-- TASK DESCRIPTION --
Starting at the line that contains "Give me the", quote every line through the end of the entries, word for word, skipping the pictures.

Records about charts and figures

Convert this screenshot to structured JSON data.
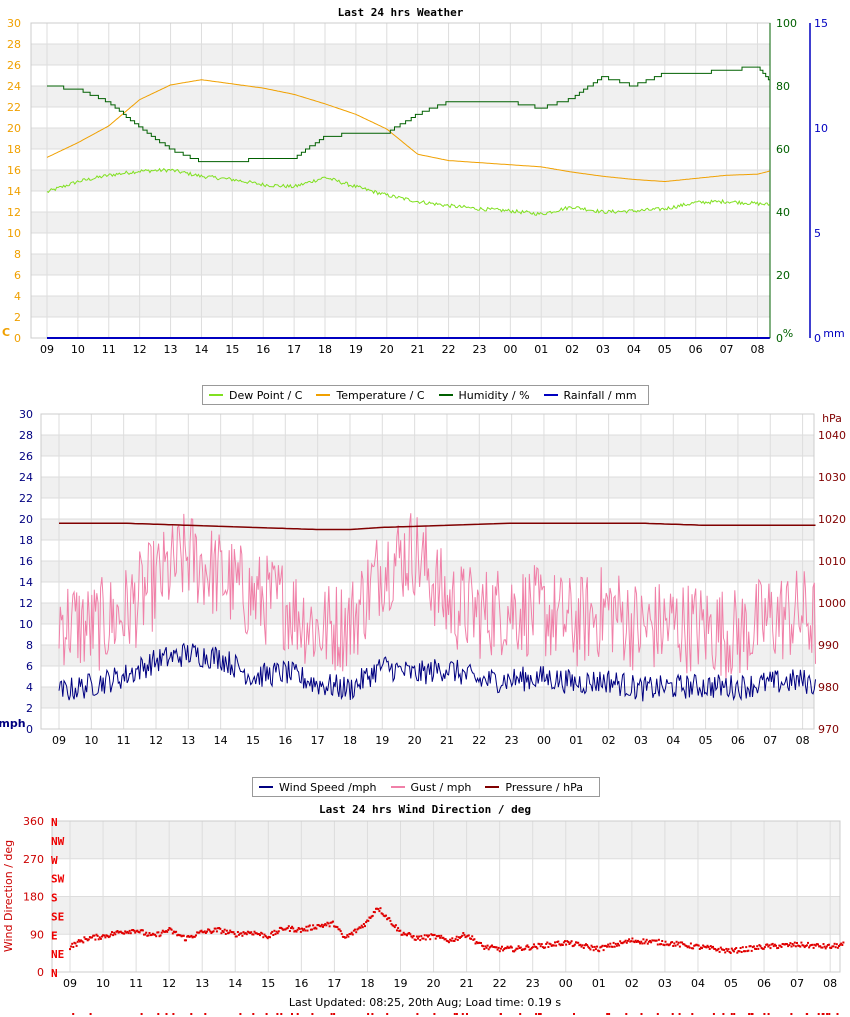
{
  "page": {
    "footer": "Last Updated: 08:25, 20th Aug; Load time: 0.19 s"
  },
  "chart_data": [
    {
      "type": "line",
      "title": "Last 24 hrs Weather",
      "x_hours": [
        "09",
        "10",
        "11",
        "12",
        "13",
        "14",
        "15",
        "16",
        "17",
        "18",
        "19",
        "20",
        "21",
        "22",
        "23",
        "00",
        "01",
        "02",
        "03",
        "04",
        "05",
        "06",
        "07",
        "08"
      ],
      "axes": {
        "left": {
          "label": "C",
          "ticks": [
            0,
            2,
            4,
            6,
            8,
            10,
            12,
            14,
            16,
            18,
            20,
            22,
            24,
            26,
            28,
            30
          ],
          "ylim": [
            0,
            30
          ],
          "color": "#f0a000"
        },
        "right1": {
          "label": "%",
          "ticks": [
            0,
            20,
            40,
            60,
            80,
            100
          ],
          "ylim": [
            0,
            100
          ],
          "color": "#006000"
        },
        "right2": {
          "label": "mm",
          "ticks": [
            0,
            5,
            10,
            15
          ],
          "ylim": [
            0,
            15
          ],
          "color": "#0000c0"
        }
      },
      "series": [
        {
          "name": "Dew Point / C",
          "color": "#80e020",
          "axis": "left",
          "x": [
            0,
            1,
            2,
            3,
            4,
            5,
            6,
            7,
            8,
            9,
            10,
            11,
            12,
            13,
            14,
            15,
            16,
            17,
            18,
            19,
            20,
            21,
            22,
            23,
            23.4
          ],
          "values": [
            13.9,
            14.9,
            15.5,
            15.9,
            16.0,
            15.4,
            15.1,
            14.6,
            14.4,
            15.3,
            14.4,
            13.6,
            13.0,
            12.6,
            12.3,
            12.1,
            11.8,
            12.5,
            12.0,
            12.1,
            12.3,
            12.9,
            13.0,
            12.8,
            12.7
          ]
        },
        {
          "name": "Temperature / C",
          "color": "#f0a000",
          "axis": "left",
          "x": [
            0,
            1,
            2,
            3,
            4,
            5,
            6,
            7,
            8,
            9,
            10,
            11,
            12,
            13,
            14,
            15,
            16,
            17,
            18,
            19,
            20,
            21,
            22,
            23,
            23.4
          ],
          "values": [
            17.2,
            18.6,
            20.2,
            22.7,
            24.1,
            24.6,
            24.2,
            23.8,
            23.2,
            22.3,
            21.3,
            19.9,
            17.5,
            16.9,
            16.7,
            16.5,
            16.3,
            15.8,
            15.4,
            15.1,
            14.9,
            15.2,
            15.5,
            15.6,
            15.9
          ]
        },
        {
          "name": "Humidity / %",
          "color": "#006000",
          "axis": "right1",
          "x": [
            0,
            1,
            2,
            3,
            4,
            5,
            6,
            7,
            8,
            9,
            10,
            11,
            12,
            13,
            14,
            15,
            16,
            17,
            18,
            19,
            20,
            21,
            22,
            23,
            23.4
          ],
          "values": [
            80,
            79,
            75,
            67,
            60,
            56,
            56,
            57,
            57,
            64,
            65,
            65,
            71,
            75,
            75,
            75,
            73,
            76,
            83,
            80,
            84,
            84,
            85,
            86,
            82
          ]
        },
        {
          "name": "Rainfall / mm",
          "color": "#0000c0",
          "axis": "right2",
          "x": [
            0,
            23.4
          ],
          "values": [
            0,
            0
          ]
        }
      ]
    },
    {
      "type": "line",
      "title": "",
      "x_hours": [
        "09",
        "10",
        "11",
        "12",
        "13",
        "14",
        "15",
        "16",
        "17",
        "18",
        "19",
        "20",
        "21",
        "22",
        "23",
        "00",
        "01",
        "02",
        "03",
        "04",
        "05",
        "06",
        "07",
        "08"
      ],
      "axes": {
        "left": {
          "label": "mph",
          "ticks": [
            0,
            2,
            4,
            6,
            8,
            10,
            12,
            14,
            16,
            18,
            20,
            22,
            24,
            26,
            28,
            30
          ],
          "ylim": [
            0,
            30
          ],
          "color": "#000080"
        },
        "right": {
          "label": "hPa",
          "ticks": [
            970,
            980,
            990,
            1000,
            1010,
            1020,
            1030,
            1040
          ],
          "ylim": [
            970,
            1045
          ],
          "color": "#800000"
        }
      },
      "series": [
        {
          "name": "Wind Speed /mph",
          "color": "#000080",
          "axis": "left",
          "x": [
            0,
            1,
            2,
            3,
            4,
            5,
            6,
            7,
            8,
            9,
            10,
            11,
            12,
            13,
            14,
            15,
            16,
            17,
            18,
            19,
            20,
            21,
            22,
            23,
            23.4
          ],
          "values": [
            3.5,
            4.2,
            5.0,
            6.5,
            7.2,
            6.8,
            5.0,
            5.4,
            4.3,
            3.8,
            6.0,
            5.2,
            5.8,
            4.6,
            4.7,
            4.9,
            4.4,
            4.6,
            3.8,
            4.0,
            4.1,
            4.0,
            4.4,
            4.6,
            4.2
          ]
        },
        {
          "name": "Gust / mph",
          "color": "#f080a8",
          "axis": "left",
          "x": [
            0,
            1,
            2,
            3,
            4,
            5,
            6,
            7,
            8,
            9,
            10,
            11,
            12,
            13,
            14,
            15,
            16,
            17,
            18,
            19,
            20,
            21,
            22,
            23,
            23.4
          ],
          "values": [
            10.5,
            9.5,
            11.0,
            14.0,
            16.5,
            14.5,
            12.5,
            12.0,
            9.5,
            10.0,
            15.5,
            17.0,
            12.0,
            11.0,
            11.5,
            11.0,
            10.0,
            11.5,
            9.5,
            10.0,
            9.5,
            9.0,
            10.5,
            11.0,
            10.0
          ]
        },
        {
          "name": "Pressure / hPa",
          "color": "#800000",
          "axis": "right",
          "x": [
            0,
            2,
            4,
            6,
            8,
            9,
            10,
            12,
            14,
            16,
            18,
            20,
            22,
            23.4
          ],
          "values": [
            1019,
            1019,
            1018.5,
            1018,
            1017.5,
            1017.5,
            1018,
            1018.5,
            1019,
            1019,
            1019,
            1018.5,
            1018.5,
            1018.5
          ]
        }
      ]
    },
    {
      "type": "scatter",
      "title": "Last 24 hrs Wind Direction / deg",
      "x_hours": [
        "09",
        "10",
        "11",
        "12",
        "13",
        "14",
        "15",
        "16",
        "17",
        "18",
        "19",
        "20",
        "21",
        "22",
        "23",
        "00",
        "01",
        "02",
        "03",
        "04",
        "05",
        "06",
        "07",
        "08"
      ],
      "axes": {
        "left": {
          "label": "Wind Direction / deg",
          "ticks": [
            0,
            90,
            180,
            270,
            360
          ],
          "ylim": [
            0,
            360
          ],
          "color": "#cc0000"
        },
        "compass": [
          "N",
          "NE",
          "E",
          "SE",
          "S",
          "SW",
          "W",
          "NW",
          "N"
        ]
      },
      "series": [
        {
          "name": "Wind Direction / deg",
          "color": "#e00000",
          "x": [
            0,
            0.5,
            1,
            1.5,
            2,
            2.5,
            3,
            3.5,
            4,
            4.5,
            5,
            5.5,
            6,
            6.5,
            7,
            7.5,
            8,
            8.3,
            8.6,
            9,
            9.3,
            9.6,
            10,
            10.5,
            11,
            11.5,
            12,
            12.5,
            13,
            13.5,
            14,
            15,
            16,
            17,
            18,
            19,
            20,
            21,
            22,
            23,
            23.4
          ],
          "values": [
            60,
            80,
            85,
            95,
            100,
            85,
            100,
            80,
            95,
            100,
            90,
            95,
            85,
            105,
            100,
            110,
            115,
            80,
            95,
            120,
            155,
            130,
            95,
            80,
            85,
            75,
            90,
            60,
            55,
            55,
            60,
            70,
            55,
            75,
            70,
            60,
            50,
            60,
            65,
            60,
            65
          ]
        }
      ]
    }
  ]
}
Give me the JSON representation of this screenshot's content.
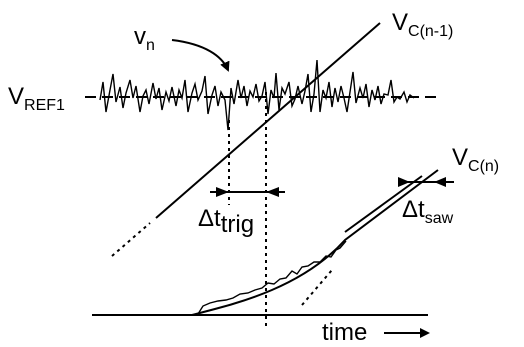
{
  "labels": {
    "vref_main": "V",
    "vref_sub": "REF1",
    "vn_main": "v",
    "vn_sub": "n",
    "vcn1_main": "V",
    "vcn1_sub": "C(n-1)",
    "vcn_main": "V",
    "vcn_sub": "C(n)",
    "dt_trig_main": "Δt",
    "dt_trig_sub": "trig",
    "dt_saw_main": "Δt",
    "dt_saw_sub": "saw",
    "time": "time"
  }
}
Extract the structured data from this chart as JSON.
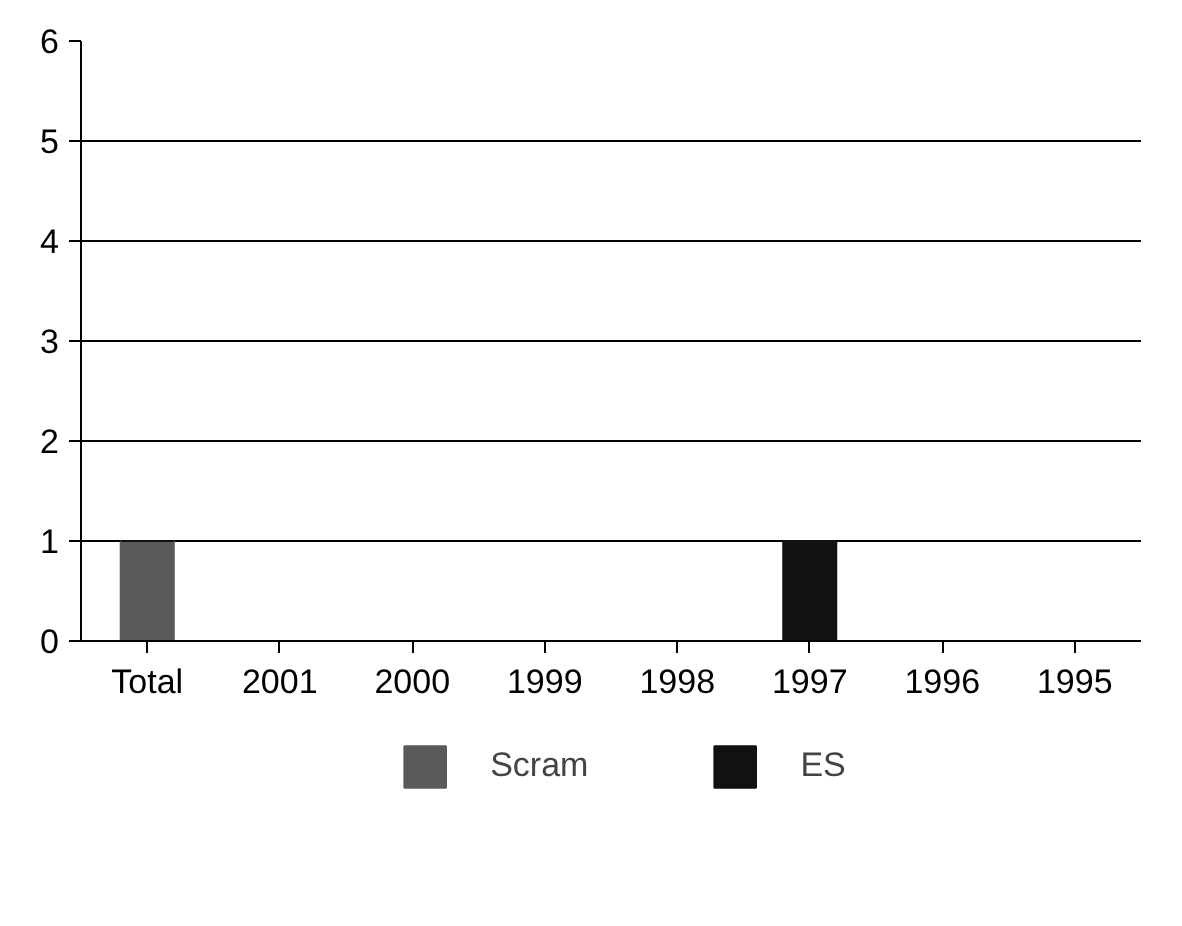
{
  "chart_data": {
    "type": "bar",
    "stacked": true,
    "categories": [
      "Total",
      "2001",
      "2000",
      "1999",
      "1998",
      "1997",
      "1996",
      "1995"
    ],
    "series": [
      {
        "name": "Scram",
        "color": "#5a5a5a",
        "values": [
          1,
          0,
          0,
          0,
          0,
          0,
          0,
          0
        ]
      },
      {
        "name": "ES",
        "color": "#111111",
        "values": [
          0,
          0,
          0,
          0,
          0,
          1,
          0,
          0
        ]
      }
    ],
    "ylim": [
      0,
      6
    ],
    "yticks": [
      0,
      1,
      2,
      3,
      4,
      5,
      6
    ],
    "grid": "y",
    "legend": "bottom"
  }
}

-- EXERCISE SOLUTION --
Give me the JSON representation of this screenshot's content.
{
  "labels": {
    "vref_main": "V",
    "vref_sub": "REF1",
    "vn_main": "v",
    "vn_sub": "n",
    "vcn1_main": "V",
    "vcn1_sub": "C(n-1)",
    "vcn_main": "V",
    "vcn_sub": "C(n)",
    "dt_trig_main": "Δt",
    "dt_trig_sub": "trig",
    "dt_saw_main": "Δt",
    "dt_saw_sub": "saw",
    "time": "time"
  }
}
Extract the structured data from this chart as JSON.
{
  "chart_data": {
    "type": "bar",
    "stacked": true,
    "categories": [
      "Total",
      "2001",
      "2000",
      "1999",
      "1998",
      "1997",
      "1996",
      "1995"
    ],
    "series": [
      {
        "name": "Scram",
        "color": "#5a5a5a",
        "values": [
          1,
          0,
          0,
          0,
          0,
          0,
          0,
          0
        ]
      },
      {
        "name": "ES",
        "color": "#111111",
        "values": [
          0,
          0,
          0,
          0,
          0,
          1,
          0,
          0
        ]
      }
    ],
    "ylim": [
      0,
      6
    ],
    "yticks": [
      0,
      1,
      2,
      3,
      4,
      5,
      6
    ],
    "grid": "y",
    "legend": "bottom"
  }
}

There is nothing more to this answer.